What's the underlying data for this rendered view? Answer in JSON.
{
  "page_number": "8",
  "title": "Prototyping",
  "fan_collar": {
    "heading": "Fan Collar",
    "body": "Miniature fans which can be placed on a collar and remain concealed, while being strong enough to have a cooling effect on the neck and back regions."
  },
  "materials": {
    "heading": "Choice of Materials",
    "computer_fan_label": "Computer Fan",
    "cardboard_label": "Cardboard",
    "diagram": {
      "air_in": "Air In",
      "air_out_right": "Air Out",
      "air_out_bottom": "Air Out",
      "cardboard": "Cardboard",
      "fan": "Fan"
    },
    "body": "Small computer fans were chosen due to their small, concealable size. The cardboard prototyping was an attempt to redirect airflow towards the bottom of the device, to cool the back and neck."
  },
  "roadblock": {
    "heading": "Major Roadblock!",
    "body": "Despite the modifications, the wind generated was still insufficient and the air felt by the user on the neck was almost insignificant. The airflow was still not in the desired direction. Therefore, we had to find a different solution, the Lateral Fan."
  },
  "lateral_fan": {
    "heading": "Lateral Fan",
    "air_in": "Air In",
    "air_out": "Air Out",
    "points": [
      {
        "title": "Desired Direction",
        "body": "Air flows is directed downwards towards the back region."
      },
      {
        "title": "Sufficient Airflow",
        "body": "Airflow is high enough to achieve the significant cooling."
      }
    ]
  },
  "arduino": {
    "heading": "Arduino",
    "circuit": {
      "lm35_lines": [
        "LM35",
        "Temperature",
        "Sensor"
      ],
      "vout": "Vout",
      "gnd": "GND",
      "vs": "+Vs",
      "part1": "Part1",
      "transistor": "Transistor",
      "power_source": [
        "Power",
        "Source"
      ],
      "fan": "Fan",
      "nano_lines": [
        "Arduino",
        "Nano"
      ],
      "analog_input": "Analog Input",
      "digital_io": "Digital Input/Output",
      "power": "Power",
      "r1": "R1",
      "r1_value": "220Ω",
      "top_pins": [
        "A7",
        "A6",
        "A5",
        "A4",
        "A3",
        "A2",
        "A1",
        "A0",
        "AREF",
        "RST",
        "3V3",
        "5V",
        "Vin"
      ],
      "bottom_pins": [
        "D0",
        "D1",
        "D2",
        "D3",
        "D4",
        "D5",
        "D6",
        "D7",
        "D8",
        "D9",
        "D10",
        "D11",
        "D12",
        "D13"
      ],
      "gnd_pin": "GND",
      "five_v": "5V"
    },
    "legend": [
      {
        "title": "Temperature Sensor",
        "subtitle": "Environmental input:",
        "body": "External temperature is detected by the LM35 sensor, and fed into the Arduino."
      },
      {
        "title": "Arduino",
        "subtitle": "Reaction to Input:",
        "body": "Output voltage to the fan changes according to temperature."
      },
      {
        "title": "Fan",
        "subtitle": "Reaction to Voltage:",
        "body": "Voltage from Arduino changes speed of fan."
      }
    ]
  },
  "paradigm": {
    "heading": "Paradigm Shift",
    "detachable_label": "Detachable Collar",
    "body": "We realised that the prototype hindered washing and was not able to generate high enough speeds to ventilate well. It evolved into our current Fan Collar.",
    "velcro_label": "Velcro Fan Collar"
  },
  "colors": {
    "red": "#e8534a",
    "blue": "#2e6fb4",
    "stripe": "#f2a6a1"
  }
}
__________________________________________________
▸ Stated task
Restate each entry exactly, skipping none.

▸ Reply to the task
What's the underlying data for this rendered view? Answer in JSON.
{
  "page_number": "8",
  "title": "Prototyping",
  "fan_collar": {
    "heading": "Fan Collar",
    "body": "Miniature fans which can be placed on a collar and remain concealed, while being strong enough to have a cooling effect on the neck and back regions."
  },
  "materials": {
    "heading": "Choice of Materials",
    "computer_fan_label": "Computer Fan",
    "cardboard_label": "Cardboard",
    "diagram": {
      "air_in": "Air In",
      "air_out_right": "Air Out",
      "air_out_bottom": "Air Out",
      "cardboard": "Cardboard",
      "fan": "Fan"
    },
    "body": "Small computer fans were chosen due to their small, concealable size. The cardboard prototyping was an attempt to redirect airflow towards the bottom of the device, to cool the back and neck."
  },
  "roadblock": {
    "heading": "Major Roadblock!",
    "body": "Despite the modifications, the wind generated was still insufficient and the air felt by the user on the neck was almost insignificant. The airflow was still not in the desired direction. Therefore, we had to find a different solution, the Lateral Fan."
  },
  "lateral_fan": {
    "heading": "Lateral Fan",
    "air_in": "Air In",
    "air_out": "Air Out",
    "points": [
      {
        "title": "Desired Direction",
        "body": "Air flows is directed downwards towards the back region."
      },
      {
        "title": "Sufficient Airflow",
        "body": "Airflow is high enough to achieve the significant cooling."
      }
    ]
  },
  "arduino": {
    "heading": "Arduino",
    "circuit": {
      "lm35_lines": [
        "LM35",
        "Temperature",
        "Sensor"
      ],
      "vout": "Vout",
      "gnd": "GND",
      "vs": "+Vs",
      "part1": "Part1",
      "transistor": "Transistor",
      "power_source": [
        "Power",
        "Source"
      ],
      "fan": "Fan",
      "nano_lines": [
        "Arduino",
        "Nano"
      ],
      "analog_input": "Analog Input",
      "digital_io": "Digital Input/Output",
      "power": "Power",
      "r1": "R1",
      "r1_value": "220Ω",
      "top_pins": [
        "A7",
        "A6",
        "A5",
        "A4",
        "A3",
        "A2",
        "A1",
        "A0",
        "AREF",
        "RST",
        "3V3",
        "5V",
        "Vin"
      ],
      "bottom_pins": [
        "D0",
        "D1",
        "D2",
        "D3",
        "D4",
        "D5",
        "D6",
        "D7",
        "D8",
        "D9",
        "D10",
        "D11",
        "D12",
        "D13"
      ],
      "gnd_pin": "GND",
      "five_v": "5V"
    },
    "legend": [
      {
        "title": "Temperature Sensor",
        "subtitle": "Environmental input:",
        "body": "External temperature is detected by the LM35 sensor, and fed into the Arduino."
      },
      {
        "title": "Arduino",
        "subtitle": "Reaction to Input:",
        "body": "Output voltage to the fan changes according to temperature."
      },
      {
        "title": "Fan",
        "subtitle": "Reaction to Voltage:",
        "body": "Voltage from Arduino changes speed of fan."
      }
    ]
  },
  "paradigm": {
    "heading": "Paradigm Shift",
    "detachable_label": "Detachable Collar",
    "body": "We realised that the prototype hindered washing and was not able to generate high enough speeds to ventilate well. It evolved into our current Fan Collar.",
    "velcro_label": "Velcro Fan Collar"
  },
  "colors": {
    "red": "#e8534a",
    "blue": "#2e6fb4",
    "stripe": "#f2a6a1"
  }
}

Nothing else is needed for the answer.